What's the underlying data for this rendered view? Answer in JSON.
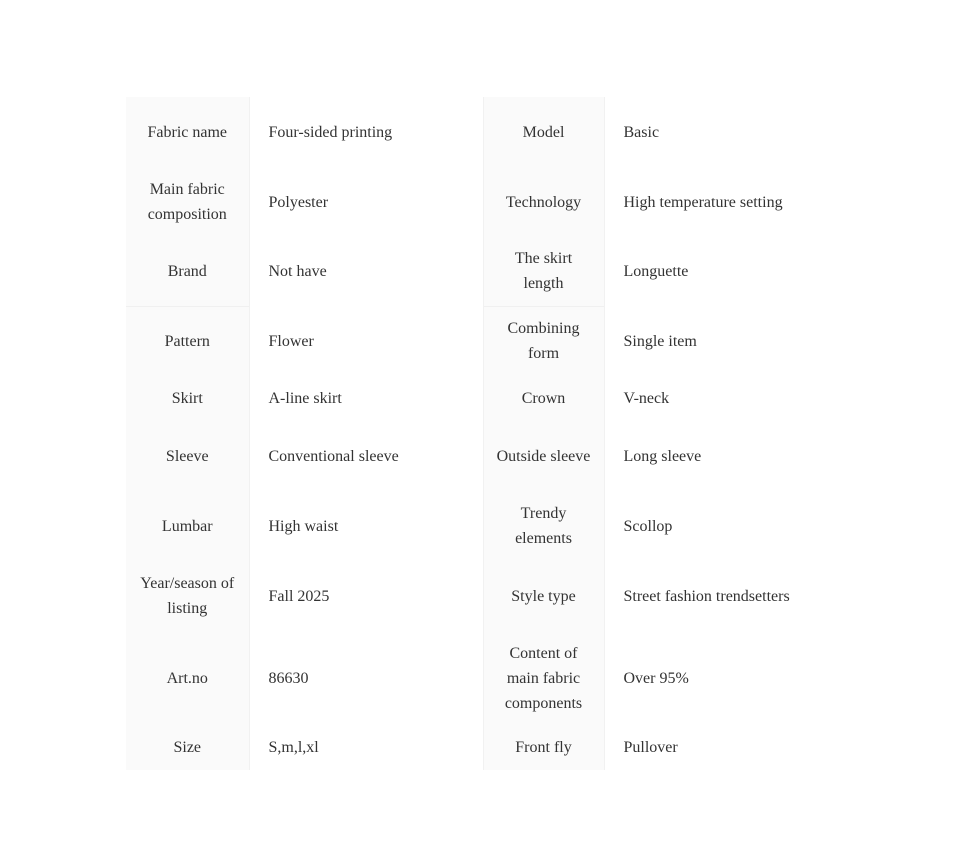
{
  "specs": [
    {
      "label1": "Fabric name",
      "value1": "Four-sided printing",
      "label2": "Model",
      "value2": "Basic"
    },
    {
      "label1": "Main fabric composition",
      "value1": "Polyester",
      "label2": "Technology",
      "value2": "High temperature setting"
    },
    {
      "label1": "Brand",
      "value1": "Not have",
      "label2": "The skirt length",
      "value2": "Longuette"
    },
    {
      "label1": "Pattern",
      "value1": "Flower",
      "label2": "Combining form",
      "value2": "Single item"
    },
    {
      "label1": "Skirt",
      "value1": "A-line skirt",
      "label2": "Crown",
      "value2": "V-neck"
    },
    {
      "label1": "Sleeve",
      "value1": "Conventional sleeve",
      "label2": "Outside sleeve",
      "value2": "Long sleeve"
    },
    {
      "label1": "Lumbar",
      "value1": "High waist",
      "label2": "Trendy elements",
      "value2": "Scollop"
    },
    {
      "label1": "Year/season of listing",
      "value1": "Fall 2025",
      "label2": "Style type",
      "value2": "Street fashion trendsetters"
    },
    {
      "label1": "Art.no",
      "value1": "86630",
      "label2": "Content of main fabric components",
      "value2": "Over 95%"
    },
    {
      "label1": "Size",
      "value1": "S,m,l,xl",
      "label2": "Front fly",
      "value2": "Pullover"
    }
  ]
}
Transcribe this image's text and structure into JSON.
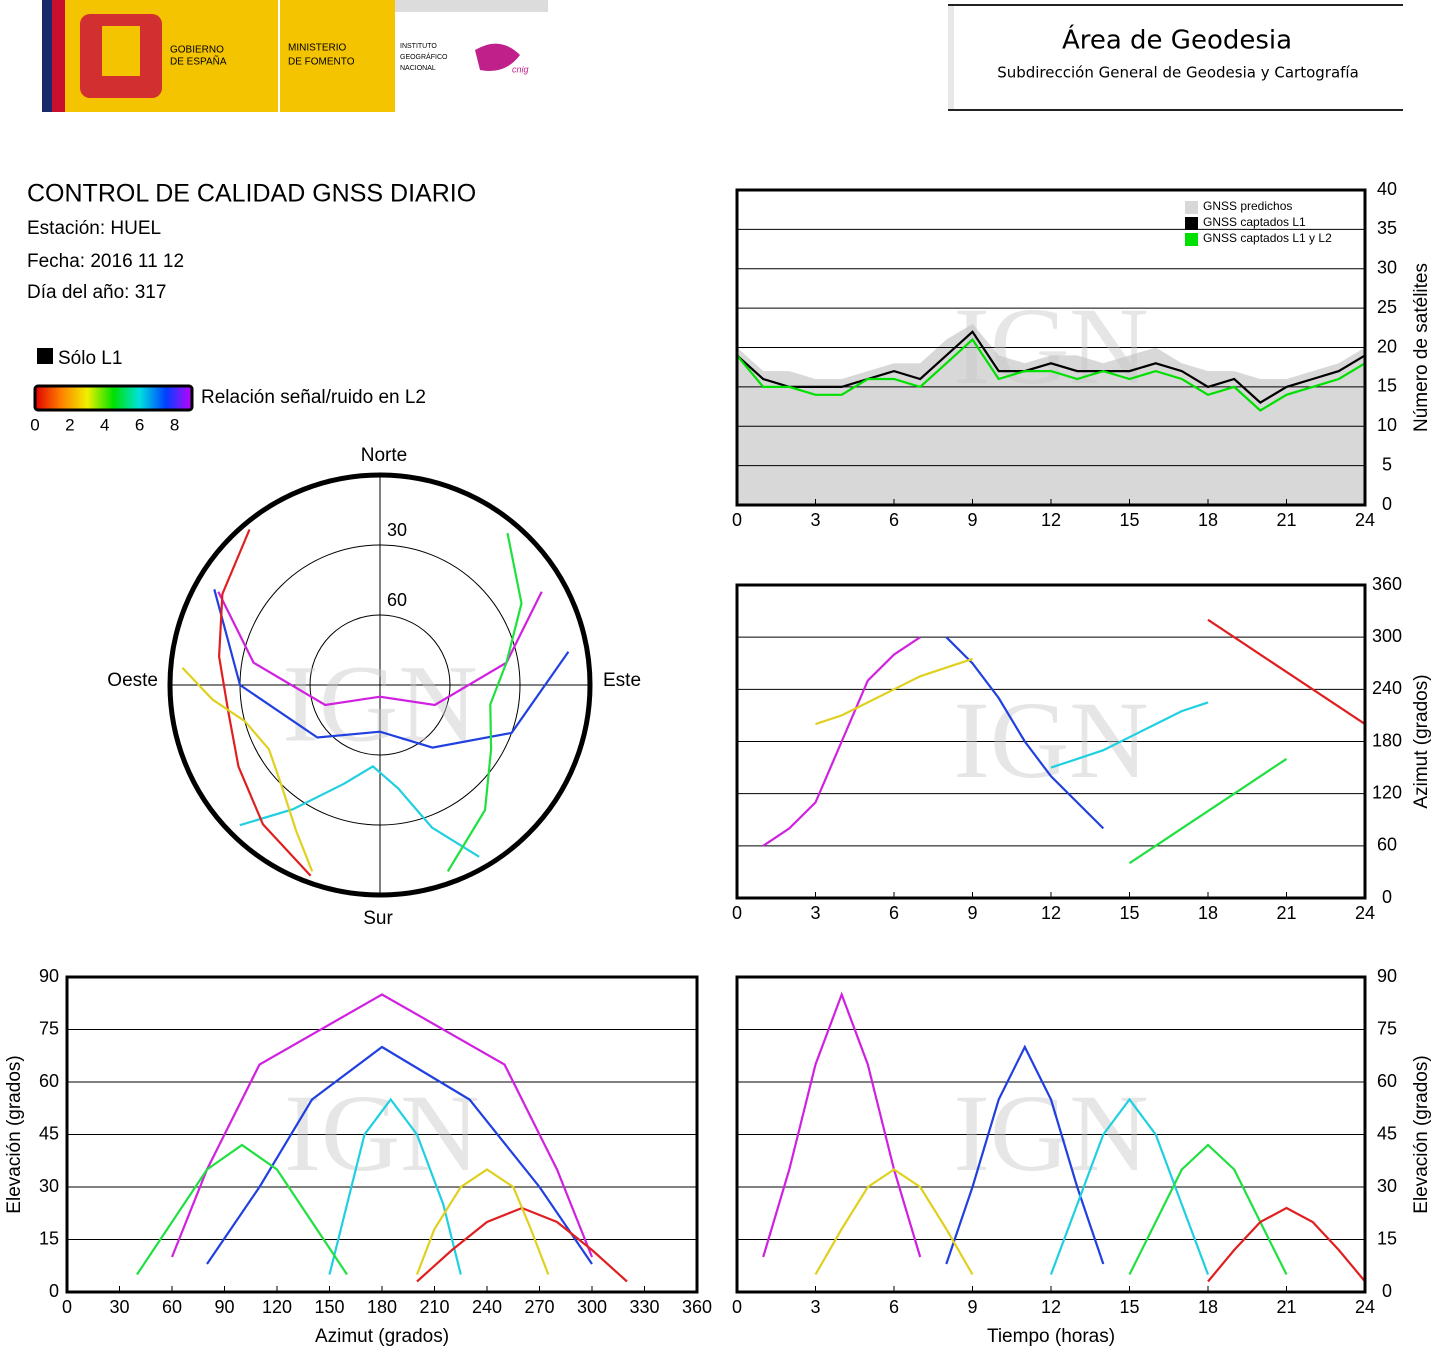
{
  "header": {
    "gov_line1": "GOBIERNO",
    "gov_line2": "DE ESPAÑA",
    "ministry_line1": "MINISTERIO",
    "ministry_line2": "DE FOMENTO",
    "institute_lines": [
      "INSTITUTO",
      "GEOGRÁFICO",
      "NACIONAL"
    ],
    "cnig": "cnig",
    "area": "Área de Geodesia",
    "subdirection": "Subdirección General de Geodesia y Cartografía"
  },
  "report": {
    "title": "CONTROL DE CALIDAD GNSS DIARIO",
    "station": "Estación: HUEL",
    "date": "Fecha: 2016 11 12",
    "doy": "Día del año: 317",
    "legend_l1": "Sólo L1",
    "colorbar": {
      "label": "Relación señal/ruido en L2",
      "lim": [
        0,
        9
      ],
      "ticks": [
        0,
        2,
        4,
        6,
        8
      ],
      "colors": [
        "#e00000",
        "#ff8000",
        "#f0f000",
        "#00e000",
        "#00e0e0",
        "#0040ff",
        "#c000ff"
      ]
    }
  },
  "chart_data": [
    {
      "type": "line",
      "ylabel": "Número de satélites",
      "yaxis_side": "right",
      "xlim": [
        0,
        24
      ],
      "xticks": [
        0,
        3,
        6,
        9,
        12,
        15,
        18,
        21,
        24
      ],
      "ylim": [
        0,
        40
      ],
      "yticks": [
        0,
        5,
        10,
        15,
        20,
        25,
        30,
        35,
        40
      ],
      "grid": true,
      "legend": "upper right",
      "watermark": "IGN",
      "x": [
        0,
        1,
        2,
        3,
        4,
        5,
        6,
        7,
        8,
        9,
        10,
        11,
        12,
        13,
        14,
        15,
        16,
        17,
        18,
        19,
        20,
        21,
        22,
        23,
        24
      ],
      "series": [
        {
          "name": "GNSS predichos",
          "color": "#d8d8d8",
          "style": "area",
          "values": [
            20,
            17,
            17,
            16,
            16,
            17,
            18,
            18,
            21,
            23,
            19,
            18,
            19,
            19,
            18,
            19,
            20,
            18,
            17,
            17,
            16,
            16,
            17,
            18,
            20
          ]
        },
        {
          "name": "GNSS captados L1",
          "color": "#000000",
          "style": "line",
          "values": [
            19,
            16,
            15,
            15,
            15,
            16,
            17,
            16,
            19,
            22,
            17,
            17,
            18,
            17,
            17,
            17,
            18,
            17,
            15,
            16,
            13,
            15,
            16,
            17,
            19
          ]
        },
        {
          "name": "GNSS captados L1 y L2",
          "color": "#00e000",
          "style": "line",
          "values": [
            19,
            15,
            15,
            14,
            14,
            16,
            16,
            15,
            18,
            21,
            16,
            17,
            17,
            16,
            17,
            16,
            17,
            16,
            14,
            15,
            12,
            14,
            15,
            16,
            18
          ]
        }
      ]
    },
    {
      "type": "line",
      "ylabel": "Azimut (grados)",
      "yaxis_side": "right",
      "xlim": [
        0,
        24
      ],
      "xticks": [
        0,
        3,
        6,
        9,
        12,
        15,
        18,
        21,
        24
      ],
      "ylim": [
        0,
        360
      ],
      "yticks": [
        0,
        60,
        120,
        180,
        240,
        300,
        360
      ],
      "grid": true,
      "watermark": "IGN",
      "series": [
        {
          "color": "#d020e0",
          "x": [
            1,
            2,
            3,
            4,
            5,
            6,
            7
          ],
          "values": [
            60,
            80,
            110,
            180,
            250,
            280,
            300
          ]
        },
        {
          "color": "#2040e0",
          "x": [
            8,
            9,
            10,
            11,
            12,
            13,
            14
          ],
          "values": [
            300,
            270,
            230,
            180,
            140,
            110,
            80
          ]
        },
        {
          "color": "#20d0e0",
          "x": [
            12,
            13,
            14,
            15,
            16,
            17,
            18
          ],
          "values": [
            150,
            160,
            170,
            185,
            200,
            215,
            225
          ]
        },
        {
          "color": "#20e040",
          "x": [
            15,
            16,
            17,
            18,
            19,
            20,
            21
          ],
          "values": [
            40,
            60,
            80,
            100,
            120,
            140,
            160
          ]
        },
        {
          "color": "#e02020",
          "x": [
            18,
            19,
            20,
            21,
            22,
            23,
            24
          ],
          "values": [
            320,
            300,
            280,
            260,
            240,
            220,
            200
          ]
        },
        {
          "color": "#e0d020",
          "x": [
            3,
            4,
            5,
            6,
            7,
            8,
            9
          ],
          "values": [
            200,
            210,
            225,
            240,
            255,
            265,
            275
          ]
        }
      ]
    },
    {
      "type": "polar",
      "north": "Norte",
      "south": "Sur",
      "east": "Este",
      "west": "Oeste",
      "rlim": [
        90,
        0
      ],
      "rticks": [
        30,
        60
      ],
      "watermark": "IGN",
      "series": [
        {
          "color": "#d020e0",
          "theta": [
            60,
            80,
            110,
            180,
            250,
            280,
            300
          ],
          "r": [
            10,
            35,
            65,
            85,
            65,
            35,
            10
          ]
        },
        {
          "color": "#2040e0",
          "theta": [
            300,
            270,
            230,
            180,
            140,
            110,
            80
          ],
          "r": [
            8,
            30,
            55,
            70,
            55,
            30,
            8
          ]
        },
        {
          "color": "#20d0e0",
          "theta": [
            150,
            160,
            170,
            185,
            200,
            215,
            225
          ],
          "r": [
            5,
            25,
            45,
            55,
            45,
            25,
            5
          ]
        },
        {
          "color": "#20e040",
          "theta": [
            40,
            60,
            80,
            100,
            120,
            140,
            160
          ],
          "r": [
            5,
            20,
            35,
            42,
            35,
            20,
            5
          ]
        },
        {
          "color": "#e02020",
          "theta": [
            320,
            300,
            280,
            260,
            240,
            220,
            200
          ],
          "r": [
            3,
            12,
            20,
            24,
            20,
            12,
            3
          ]
        },
        {
          "color": "#e0d020",
          "theta": [
            200,
            210,
            225,
            240,
            255,
            265,
            275
          ],
          "r": [
            5,
            18,
            30,
            35,
            30,
            18,
            5
          ]
        }
      ]
    },
    {
      "type": "line",
      "xlabel": "Azimut (grados)",
      "ylabel": "Elevación (grados)",
      "yaxis_side": "left",
      "xlim": [
        0,
        360
      ],
      "xticks": [
        0,
        30,
        60,
        90,
        120,
        150,
        180,
        210,
        240,
        270,
        300,
        330,
        360
      ],
      "ylim": [
        0,
        90
      ],
      "yticks": [
        0,
        15,
        30,
        45,
        60,
        75,
        90
      ],
      "grid": true,
      "watermark": "IGN",
      "series": [
        {
          "color": "#d020e0",
          "x": [
            60,
            80,
            110,
            180,
            250,
            280,
            300
          ],
          "values": [
            10,
            35,
            65,
            85,
            65,
            35,
            10
          ]
        },
        {
          "color": "#2040e0",
          "x": [
            300,
            270,
            230,
            180,
            140,
            110,
            80
          ],
          "values": [
            8,
            30,
            55,
            70,
            55,
            30,
            8
          ]
        },
        {
          "color": "#20d0e0",
          "x": [
            150,
            160,
            170,
            185,
            200,
            215,
            225
          ],
          "values": [
            5,
            25,
            45,
            55,
            45,
            25,
            5
          ]
        },
        {
          "color": "#20e040",
          "x": [
            40,
            60,
            80,
            100,
            120,
            140,
            160
          ],
          "values": [
            5,
            20,
            35,
            42,
            35,
            20,
            5
          ]
        },
        {
          "color": "#e02020",
          "x": [
            320,
            300,
            280,
            260,
            240,
            220,
            200
          ],
          "values": [
            3,
            12,
            20,
            24,
            20,
            12,
            3
          ]
        },
        {
          "color": "#e0d020",
          "x": [
            200,
            210,
            225,
            240,
            255,
            265,
            275
          ],
          "values": [
            5,
            18,
            30,
            35,
            30,
            18,
            5
          ]
        }
      ]
    },
    {
      "type": "line",
      "xlabel": "Tiempo (horas)",
      "ylabel": "Elevación (grados)",
      "yaxis_side": "right",
      "xlim": [
        0,
        24
      ],
      "xticks": [
        0,
        3,
        6,
        9,
        12,
        15,
        18,
        21,
        24
      ],
      "ylim": [
        0,
        90
      ],
      "yticks": [
        0,
        15,
        30,
        45,
        60,
        75,
        90
      ],
      "grid": true,
      "watermark": "IGN",
      "series": [
        {
          "color": "#d020e0",
          "x": [
            1,
            2,
            3,
            4,
            5,
            6,
            7
          ],
          "values": [
            10,
            35,
            65,
            85,
            65,
            35,
            10
          ]
        },
        {
          "color": "#2040e0",
          "x": [
            8,
            9,
            10,
            11,
            12,
            13,
            14
          ],
          "values": [
            8,
            30,
            55,
            70,
            55,
            30,
            8
          ]
        },
        {
          "color": "#20d0e0",
          "x": [
            12,
            13,
            14,
            15,
            16,
            17,
            18
          ],
          "values": [
            5,
            25,
            45,
            55,
            45,
            25,
            5
          ]
        },
        {
          "color": "#20e040",
          "x": [
            15,
            16,
            17,
            18,
            19,
            20,
            21
          ],
          "values": [
            5,
            20,
            35,
            42,
            35,
            20,
            5
          ]
        },
        {
          "color": "#e02020",
          "x": [
            18,
            19,
            20,
            21,
            22,
            23,
            24
          ],
          "values": [
            3,
            12,
            20,
            24,
            20,
            12,
            3
          ]
        },
        {
          "color": "#e0d020",
          "x": [
            3,
            4,
            5,
            6,
            7,
            8,
            9
          ],
          "values": [
            5,
            18,
            30,
            35,
            30,
            18,
            5
          ]
        }
      ]
    }
  ]
}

#### EXERCISE GOAL:
Go through the entries above and pull out each line with "JSON" in it.

#### EXERCISE OUTPUT:
What's the underlying data for this rendered view? Answer in JSON.
Transcribe this image's text and structure into JSON.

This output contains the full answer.